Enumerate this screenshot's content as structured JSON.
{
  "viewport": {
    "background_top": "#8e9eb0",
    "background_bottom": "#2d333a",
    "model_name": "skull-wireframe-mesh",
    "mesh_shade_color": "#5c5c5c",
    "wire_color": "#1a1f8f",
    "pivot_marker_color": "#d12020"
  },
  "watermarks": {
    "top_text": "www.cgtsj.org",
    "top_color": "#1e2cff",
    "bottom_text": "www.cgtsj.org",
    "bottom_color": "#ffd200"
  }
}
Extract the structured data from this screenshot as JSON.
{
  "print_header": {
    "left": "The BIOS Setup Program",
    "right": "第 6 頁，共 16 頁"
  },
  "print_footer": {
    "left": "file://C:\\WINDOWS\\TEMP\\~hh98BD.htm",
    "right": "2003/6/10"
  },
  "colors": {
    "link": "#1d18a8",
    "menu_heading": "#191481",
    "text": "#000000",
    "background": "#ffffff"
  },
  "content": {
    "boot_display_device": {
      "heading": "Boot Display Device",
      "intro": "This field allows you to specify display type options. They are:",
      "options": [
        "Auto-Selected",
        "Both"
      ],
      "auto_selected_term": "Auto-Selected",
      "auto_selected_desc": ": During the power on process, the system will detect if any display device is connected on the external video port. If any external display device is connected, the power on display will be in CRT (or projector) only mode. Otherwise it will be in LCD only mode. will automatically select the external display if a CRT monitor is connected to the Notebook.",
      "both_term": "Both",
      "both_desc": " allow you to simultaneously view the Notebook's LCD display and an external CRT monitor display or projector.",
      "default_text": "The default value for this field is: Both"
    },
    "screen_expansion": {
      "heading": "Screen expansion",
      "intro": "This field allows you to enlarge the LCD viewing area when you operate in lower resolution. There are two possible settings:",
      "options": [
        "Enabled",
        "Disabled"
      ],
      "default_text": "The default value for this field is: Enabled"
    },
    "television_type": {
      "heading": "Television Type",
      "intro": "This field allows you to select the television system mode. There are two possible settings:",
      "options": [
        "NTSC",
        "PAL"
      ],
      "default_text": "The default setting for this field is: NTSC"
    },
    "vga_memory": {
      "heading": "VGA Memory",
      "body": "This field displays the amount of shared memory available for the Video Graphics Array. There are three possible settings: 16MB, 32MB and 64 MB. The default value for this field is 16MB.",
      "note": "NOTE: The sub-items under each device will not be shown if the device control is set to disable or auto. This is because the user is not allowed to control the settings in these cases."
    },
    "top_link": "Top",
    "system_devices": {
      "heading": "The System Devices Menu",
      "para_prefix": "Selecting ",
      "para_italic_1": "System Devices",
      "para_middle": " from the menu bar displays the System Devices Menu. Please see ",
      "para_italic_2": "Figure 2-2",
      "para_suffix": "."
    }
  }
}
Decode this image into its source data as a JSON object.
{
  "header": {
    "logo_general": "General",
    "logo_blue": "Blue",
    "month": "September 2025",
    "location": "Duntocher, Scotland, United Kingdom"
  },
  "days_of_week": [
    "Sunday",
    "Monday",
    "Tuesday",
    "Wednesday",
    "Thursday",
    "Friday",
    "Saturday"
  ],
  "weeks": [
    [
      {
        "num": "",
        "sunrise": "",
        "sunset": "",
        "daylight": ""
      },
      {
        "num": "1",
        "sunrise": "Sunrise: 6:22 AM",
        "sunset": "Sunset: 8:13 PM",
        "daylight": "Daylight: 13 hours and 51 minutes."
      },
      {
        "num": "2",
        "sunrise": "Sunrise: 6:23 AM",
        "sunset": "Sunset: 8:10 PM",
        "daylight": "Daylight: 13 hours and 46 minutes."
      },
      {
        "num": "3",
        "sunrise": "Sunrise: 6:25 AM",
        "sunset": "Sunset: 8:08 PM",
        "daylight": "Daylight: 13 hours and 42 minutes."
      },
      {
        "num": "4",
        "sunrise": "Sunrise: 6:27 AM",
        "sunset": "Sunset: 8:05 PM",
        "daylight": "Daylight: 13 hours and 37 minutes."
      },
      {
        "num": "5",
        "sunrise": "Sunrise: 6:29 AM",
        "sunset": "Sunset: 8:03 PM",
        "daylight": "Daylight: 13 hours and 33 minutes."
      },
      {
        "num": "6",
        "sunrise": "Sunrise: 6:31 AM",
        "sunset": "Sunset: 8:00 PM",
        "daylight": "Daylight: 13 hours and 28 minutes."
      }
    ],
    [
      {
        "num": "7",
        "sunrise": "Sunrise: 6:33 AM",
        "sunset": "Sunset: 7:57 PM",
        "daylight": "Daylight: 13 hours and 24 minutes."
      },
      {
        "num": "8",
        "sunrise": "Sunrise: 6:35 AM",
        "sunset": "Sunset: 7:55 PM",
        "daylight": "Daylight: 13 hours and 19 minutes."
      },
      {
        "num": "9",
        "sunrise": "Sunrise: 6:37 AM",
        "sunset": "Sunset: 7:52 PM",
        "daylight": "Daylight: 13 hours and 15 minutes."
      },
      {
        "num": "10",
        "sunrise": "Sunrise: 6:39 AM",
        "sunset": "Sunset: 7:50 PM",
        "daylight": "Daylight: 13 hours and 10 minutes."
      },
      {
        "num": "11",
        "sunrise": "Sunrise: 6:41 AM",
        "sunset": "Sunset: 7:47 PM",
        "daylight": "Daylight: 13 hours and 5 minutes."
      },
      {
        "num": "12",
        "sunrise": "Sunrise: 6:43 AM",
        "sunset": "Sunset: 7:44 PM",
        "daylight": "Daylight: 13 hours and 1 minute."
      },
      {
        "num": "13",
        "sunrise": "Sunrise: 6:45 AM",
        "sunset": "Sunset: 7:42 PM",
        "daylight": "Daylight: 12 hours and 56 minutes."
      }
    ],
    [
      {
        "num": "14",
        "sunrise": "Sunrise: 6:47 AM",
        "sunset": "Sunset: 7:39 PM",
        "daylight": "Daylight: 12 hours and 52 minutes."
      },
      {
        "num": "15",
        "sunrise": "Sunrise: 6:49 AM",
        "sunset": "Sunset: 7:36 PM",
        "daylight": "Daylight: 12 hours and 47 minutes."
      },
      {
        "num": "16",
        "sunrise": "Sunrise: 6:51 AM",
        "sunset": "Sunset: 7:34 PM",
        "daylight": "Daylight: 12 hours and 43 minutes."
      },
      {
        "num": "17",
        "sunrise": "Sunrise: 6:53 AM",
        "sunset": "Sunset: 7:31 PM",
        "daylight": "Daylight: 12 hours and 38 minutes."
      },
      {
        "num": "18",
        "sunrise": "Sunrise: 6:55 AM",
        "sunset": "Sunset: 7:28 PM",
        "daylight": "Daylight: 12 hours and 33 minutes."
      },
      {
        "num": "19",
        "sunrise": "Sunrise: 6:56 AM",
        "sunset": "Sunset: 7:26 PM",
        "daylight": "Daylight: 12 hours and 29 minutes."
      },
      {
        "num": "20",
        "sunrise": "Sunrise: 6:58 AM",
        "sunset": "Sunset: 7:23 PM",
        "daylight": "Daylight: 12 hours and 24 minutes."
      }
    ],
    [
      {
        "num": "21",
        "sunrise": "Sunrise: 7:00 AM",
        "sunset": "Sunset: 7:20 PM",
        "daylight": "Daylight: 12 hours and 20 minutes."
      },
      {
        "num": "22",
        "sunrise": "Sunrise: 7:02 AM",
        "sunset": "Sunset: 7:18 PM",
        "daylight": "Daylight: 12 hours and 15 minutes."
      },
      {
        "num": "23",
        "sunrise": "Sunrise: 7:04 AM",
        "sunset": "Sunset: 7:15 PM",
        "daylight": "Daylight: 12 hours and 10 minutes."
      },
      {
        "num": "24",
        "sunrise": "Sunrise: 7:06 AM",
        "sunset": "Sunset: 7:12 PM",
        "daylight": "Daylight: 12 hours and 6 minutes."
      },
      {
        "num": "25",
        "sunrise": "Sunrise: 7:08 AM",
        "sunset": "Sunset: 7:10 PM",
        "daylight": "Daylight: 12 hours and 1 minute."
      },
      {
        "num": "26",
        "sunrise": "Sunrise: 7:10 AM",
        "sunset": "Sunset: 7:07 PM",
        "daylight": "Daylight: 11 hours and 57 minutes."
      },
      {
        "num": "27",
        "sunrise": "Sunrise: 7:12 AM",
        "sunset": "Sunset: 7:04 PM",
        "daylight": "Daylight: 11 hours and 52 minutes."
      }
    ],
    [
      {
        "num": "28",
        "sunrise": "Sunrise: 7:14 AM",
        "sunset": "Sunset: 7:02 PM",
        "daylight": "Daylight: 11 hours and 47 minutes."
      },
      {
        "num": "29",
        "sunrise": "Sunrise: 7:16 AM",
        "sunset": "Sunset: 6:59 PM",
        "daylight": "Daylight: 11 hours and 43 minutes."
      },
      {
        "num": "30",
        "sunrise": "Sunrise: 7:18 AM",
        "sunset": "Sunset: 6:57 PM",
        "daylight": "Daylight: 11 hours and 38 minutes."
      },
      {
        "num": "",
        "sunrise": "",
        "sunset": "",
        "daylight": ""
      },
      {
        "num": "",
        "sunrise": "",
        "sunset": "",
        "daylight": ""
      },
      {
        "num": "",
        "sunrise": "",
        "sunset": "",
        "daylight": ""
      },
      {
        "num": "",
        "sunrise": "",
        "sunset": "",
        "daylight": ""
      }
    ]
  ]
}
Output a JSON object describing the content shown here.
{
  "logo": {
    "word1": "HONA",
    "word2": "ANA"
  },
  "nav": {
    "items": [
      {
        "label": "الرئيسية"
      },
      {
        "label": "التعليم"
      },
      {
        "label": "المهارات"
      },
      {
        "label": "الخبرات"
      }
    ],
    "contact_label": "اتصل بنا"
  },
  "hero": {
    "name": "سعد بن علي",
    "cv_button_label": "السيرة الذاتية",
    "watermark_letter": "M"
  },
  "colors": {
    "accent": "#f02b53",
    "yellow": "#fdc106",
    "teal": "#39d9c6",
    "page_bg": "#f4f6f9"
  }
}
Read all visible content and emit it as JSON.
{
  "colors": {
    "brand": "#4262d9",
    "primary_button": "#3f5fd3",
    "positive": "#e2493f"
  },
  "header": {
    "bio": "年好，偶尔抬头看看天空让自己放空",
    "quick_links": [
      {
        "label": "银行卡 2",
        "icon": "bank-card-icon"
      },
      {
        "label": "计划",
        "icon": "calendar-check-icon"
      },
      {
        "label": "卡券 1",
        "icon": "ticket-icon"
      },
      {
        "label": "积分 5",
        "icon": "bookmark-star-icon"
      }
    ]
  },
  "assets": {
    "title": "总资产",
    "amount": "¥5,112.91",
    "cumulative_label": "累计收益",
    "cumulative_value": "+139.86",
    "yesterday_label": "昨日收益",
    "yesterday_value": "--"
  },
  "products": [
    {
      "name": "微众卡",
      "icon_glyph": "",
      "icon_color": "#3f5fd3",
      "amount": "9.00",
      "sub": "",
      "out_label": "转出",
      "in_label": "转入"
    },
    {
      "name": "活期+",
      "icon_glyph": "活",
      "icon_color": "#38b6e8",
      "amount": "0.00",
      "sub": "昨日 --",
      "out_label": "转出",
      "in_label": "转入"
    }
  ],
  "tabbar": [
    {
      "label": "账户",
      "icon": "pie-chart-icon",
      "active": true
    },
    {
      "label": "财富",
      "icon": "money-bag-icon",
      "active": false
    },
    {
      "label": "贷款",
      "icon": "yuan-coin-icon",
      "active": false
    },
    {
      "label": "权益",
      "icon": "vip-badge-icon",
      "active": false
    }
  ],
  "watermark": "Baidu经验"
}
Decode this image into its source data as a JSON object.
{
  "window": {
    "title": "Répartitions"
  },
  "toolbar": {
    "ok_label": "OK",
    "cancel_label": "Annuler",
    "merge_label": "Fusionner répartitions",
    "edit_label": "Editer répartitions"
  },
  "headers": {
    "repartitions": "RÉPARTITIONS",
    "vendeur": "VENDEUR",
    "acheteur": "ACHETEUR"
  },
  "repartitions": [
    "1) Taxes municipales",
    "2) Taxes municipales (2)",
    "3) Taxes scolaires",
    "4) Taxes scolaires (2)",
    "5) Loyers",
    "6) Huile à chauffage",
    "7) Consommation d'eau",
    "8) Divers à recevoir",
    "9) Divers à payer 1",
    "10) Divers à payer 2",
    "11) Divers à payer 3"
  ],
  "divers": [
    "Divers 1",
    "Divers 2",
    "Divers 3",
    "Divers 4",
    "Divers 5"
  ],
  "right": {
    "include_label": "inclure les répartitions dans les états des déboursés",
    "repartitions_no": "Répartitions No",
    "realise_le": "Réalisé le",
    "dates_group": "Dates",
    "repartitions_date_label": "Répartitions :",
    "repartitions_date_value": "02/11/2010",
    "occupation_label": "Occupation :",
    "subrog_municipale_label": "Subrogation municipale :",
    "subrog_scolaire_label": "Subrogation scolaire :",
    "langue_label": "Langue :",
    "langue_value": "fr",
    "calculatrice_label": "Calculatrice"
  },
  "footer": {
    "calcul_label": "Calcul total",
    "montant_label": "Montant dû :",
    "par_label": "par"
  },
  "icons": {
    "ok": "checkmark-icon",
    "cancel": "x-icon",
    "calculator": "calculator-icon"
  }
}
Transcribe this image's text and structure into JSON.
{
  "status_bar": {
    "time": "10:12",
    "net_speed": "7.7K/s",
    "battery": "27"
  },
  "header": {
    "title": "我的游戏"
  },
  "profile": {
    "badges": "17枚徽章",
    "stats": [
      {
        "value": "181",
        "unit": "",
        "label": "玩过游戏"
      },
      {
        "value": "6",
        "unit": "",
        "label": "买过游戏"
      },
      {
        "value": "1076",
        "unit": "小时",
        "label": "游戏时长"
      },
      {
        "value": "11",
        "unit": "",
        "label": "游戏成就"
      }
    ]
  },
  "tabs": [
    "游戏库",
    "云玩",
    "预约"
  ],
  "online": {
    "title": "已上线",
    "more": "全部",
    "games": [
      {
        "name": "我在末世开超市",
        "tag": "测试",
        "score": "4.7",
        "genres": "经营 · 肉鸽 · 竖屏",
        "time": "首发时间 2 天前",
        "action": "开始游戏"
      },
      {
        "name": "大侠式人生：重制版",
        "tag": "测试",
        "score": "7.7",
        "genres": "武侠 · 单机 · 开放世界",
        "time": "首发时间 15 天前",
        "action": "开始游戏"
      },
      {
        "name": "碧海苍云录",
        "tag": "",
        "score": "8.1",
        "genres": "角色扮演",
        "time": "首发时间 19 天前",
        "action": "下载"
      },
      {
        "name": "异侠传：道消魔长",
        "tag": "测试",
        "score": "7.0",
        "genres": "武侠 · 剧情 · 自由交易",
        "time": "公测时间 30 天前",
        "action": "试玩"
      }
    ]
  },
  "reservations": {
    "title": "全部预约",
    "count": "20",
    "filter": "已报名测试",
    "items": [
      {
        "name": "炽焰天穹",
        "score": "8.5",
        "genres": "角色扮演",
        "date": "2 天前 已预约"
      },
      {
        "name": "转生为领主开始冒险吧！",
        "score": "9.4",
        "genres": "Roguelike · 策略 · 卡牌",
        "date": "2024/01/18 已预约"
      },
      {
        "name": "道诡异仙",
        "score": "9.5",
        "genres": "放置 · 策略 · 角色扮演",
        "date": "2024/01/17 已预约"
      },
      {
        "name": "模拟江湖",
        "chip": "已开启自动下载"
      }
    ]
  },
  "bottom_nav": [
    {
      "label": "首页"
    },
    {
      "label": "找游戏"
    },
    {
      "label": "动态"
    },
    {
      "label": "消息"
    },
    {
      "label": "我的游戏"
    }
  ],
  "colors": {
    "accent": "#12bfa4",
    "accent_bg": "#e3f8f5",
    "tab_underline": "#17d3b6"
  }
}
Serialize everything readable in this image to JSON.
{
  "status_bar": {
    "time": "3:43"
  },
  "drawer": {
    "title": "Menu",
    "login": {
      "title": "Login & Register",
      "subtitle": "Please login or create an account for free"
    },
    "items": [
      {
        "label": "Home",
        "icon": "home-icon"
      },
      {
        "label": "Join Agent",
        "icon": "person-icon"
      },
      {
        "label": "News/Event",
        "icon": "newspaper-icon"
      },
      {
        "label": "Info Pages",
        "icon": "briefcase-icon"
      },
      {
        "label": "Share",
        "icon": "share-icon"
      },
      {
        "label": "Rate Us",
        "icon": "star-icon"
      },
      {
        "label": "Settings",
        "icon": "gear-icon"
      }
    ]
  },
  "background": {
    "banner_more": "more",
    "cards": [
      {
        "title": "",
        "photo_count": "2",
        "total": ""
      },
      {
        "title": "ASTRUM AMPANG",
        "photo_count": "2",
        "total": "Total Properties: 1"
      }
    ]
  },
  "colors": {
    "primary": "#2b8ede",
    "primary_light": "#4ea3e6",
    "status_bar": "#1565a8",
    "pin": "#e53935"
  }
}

□ □ □ □ □ □ □

Exercise: For the records above, state how many lines include the string "displays", giving the number and nothing else.

Answer to this exercise: 2